| STATED PROBLEM |
For each line of the data below that holds "icon", copy the line.
◆ ◆ ◆ ◆
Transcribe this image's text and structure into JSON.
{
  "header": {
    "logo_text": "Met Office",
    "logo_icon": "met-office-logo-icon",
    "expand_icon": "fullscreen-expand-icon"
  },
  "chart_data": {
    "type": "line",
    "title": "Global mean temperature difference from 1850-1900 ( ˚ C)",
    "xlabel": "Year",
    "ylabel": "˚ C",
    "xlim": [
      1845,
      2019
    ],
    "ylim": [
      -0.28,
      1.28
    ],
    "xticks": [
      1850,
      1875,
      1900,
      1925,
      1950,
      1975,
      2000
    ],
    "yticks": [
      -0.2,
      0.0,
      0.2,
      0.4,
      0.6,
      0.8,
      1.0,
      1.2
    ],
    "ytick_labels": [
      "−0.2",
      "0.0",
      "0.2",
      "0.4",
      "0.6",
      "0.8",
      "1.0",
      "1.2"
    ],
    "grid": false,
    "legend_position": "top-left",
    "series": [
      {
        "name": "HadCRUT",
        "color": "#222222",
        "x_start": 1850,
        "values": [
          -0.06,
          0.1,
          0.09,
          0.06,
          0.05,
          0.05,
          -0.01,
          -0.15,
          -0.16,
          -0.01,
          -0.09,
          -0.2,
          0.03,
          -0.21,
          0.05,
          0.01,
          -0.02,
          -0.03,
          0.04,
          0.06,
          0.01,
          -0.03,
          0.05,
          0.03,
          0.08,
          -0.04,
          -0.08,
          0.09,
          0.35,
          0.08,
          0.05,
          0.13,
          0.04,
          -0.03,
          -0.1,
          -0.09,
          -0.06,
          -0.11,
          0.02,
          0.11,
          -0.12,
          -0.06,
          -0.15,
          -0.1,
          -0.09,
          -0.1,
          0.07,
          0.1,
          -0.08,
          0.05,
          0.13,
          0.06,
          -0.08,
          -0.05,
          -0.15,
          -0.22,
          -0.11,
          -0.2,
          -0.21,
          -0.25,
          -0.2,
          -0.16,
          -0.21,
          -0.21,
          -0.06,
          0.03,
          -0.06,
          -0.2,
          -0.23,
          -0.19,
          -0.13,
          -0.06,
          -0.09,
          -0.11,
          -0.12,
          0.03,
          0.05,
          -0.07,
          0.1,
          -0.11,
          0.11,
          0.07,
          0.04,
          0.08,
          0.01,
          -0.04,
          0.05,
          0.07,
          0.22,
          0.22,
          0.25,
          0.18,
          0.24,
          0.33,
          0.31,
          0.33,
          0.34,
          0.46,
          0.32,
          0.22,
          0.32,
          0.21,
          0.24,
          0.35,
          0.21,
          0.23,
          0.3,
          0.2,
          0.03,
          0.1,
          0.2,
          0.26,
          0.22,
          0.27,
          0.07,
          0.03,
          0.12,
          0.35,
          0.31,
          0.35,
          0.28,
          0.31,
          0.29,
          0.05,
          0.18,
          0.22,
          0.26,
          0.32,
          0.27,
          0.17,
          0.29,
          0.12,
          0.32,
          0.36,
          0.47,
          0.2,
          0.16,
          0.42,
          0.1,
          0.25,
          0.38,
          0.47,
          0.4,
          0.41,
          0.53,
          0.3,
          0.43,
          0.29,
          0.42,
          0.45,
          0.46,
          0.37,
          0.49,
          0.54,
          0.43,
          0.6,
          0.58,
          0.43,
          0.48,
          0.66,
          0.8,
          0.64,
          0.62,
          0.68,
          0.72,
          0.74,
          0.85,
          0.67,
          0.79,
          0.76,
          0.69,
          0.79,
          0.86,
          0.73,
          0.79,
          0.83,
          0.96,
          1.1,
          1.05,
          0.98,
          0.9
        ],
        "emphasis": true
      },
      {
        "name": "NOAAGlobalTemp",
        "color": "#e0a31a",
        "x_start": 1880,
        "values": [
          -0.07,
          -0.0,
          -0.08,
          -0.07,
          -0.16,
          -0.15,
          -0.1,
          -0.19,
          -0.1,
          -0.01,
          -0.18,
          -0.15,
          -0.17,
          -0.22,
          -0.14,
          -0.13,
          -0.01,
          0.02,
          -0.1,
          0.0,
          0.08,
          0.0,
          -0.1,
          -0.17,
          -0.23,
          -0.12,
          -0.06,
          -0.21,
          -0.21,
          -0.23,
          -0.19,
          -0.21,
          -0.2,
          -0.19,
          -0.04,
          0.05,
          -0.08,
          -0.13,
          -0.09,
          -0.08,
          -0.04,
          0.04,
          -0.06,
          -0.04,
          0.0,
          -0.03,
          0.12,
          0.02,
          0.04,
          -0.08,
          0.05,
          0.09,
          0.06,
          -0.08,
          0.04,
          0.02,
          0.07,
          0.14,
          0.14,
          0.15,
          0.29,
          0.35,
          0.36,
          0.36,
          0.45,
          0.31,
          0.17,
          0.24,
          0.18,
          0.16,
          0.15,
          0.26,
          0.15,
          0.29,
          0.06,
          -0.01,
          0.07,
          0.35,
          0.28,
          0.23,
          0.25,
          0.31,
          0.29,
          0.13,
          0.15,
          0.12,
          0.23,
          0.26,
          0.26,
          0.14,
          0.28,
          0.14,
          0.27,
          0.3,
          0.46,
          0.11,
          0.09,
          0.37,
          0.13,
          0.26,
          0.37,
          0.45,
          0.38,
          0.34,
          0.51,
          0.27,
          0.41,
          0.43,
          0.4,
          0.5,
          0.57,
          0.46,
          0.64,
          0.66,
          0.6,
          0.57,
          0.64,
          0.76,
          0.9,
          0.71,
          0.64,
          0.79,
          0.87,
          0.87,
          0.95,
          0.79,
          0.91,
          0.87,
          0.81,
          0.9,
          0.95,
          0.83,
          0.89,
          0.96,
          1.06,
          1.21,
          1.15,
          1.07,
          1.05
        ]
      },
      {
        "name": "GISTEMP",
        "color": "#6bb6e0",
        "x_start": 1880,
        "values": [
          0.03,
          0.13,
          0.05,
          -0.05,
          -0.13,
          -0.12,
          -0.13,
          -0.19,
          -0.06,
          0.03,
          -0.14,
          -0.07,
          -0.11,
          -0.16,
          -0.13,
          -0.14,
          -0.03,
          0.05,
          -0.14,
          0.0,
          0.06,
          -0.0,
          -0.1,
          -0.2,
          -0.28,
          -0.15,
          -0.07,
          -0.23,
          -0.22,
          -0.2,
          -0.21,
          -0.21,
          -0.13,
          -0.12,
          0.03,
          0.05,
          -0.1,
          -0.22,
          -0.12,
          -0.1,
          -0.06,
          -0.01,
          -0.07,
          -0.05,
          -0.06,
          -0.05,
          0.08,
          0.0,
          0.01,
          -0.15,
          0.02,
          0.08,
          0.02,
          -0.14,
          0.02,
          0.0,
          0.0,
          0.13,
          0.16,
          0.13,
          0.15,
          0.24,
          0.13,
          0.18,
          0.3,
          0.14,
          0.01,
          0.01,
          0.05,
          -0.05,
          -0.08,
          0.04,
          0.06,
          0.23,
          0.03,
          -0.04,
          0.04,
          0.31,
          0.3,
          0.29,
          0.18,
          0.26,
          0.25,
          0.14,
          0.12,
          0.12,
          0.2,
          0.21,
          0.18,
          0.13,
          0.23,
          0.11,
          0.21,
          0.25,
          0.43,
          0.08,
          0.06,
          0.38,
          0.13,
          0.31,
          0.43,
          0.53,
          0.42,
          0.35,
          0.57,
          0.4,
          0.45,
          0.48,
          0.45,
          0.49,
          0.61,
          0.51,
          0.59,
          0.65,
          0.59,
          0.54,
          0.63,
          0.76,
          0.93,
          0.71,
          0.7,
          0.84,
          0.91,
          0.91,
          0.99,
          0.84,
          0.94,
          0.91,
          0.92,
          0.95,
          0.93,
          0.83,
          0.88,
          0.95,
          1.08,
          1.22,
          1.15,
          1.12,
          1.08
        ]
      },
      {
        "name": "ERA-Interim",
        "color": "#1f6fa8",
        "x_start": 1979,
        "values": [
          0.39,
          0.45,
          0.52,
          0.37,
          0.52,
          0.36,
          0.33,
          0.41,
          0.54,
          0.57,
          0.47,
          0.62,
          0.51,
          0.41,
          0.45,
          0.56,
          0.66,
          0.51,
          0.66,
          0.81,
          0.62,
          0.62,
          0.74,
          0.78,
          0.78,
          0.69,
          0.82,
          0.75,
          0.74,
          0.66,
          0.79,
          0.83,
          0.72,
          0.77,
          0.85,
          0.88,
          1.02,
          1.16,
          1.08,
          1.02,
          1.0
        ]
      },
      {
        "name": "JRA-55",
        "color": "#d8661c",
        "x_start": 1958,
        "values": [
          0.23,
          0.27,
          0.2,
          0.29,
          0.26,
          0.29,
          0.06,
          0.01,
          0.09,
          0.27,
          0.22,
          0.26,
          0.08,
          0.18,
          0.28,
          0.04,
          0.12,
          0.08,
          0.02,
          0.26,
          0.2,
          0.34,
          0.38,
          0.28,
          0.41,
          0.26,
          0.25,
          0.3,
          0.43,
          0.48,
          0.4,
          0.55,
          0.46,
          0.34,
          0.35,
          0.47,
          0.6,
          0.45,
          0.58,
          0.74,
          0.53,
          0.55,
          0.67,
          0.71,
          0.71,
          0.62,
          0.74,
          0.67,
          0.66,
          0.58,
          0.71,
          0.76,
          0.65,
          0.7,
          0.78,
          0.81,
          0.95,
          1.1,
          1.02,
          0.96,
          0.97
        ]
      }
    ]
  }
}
◆ ◆ ◆ ◆
| ANSWER TO THIS PROBLEM |
    "logo_icon": "met-office-logo-icon",
    "expand_icon": "fullscreen-expand-icon"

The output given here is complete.